The graffiti screen memory 520 stores video data of the graffiti screen image. The
first video buffer 516 stores video data of the main screen image displayed on the
screen 402. The second video buffer 518 stores the overlapped video data where
the graffiti screen image is overlapped with the main screen image. The
overlapped area occupies a portion of the main screen image, and corresponds to a
virtual graffiti area 404 as shown in Fig. 4A. In this way, individual video data
stored in the first and second video buffers 516 and 518 are selectively read by the
DMA controller 522 upon receiving a control signal from the CPU 508, and the
read data is transmitted to the LCD controller 524.
The CPU 508 processes user-entry data received from the ADC 512,
selectively updates the video data of the first and second video buffers 516 and
518 according to the user-entry data, and controls a selective video data readout
operation of the DMA controller 522 on the basis of specific information
indicative of an enable or disable state of the virtual graffiti function upon receipt
of a user's selection signal.
A display update process for the CPU 508 for use in the apparatus of Fig. 5
is described in Fig. 6. A method for displaying images on the screen 402 to
provide a user with a virtual graffiti function will hereinafter be described with
reference to Fig. 7. The CPU 508 begins to perform operations of Fig. 6
according to a predetermined condition, and determines whether there is a need
for the screen 402 to display an image thereon at step 600. There are a variety of
startup conditions of the above CPU 508 's operation, for example, a first
condition where the user enters desired data on the screen 402 using a
screen-touch method, a second condition where a current time reaches a periodic
display update time determined by an OS(Operating System)timer, a third
condition where display update operations are required due to the execution of
various applications, etc.

◆ **Given information**
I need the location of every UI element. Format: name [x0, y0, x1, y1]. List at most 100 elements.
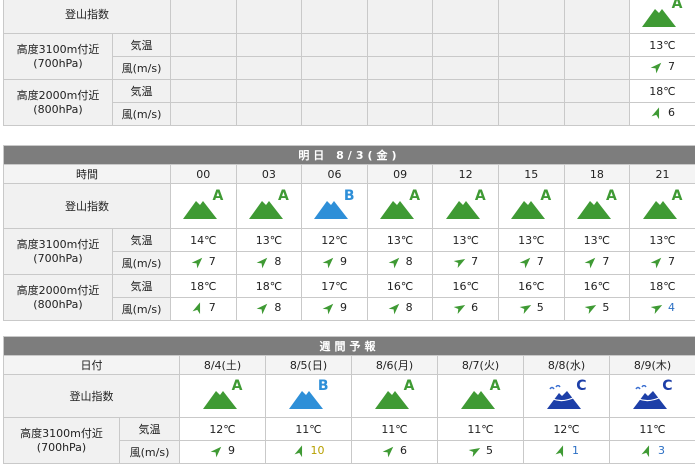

◆ **Work to complete**
- a) In the passage on the virtual graffiti display, which component receives the data that the DMA controller reads from the video buffers?
- b) Repeat the stretch of the virtual graffiti passage from "A display update" through "various applications, etc.".

◆ **Answers for the tasks**
- a) The LCD controller 524.

- b)
A display update process for the CPU 508 for use in the apparatus of Fig. 5
is described in Fig. 6. A method for displaying images on the screen 402 to
provide a user with a virtual graffiti function will hereinafter be described with
reference to Fig. 7. The CPU 508 begins to perform operations of Fig. 6
according to a predetermined condition, and determines whether there is a need
for the screen 402 to display an image thereon at step 600. There are a variety of
startup conditions of the above CPU 508 's operation, for example, a first
condition where the user enters desired data on the screen 402 using a
screen-touch method, a second condition where a current time reaches a periodic
display update time determined by an OS(Operating System)timer, a third
condition where display update operations are required due to the execution of
various applications, etc.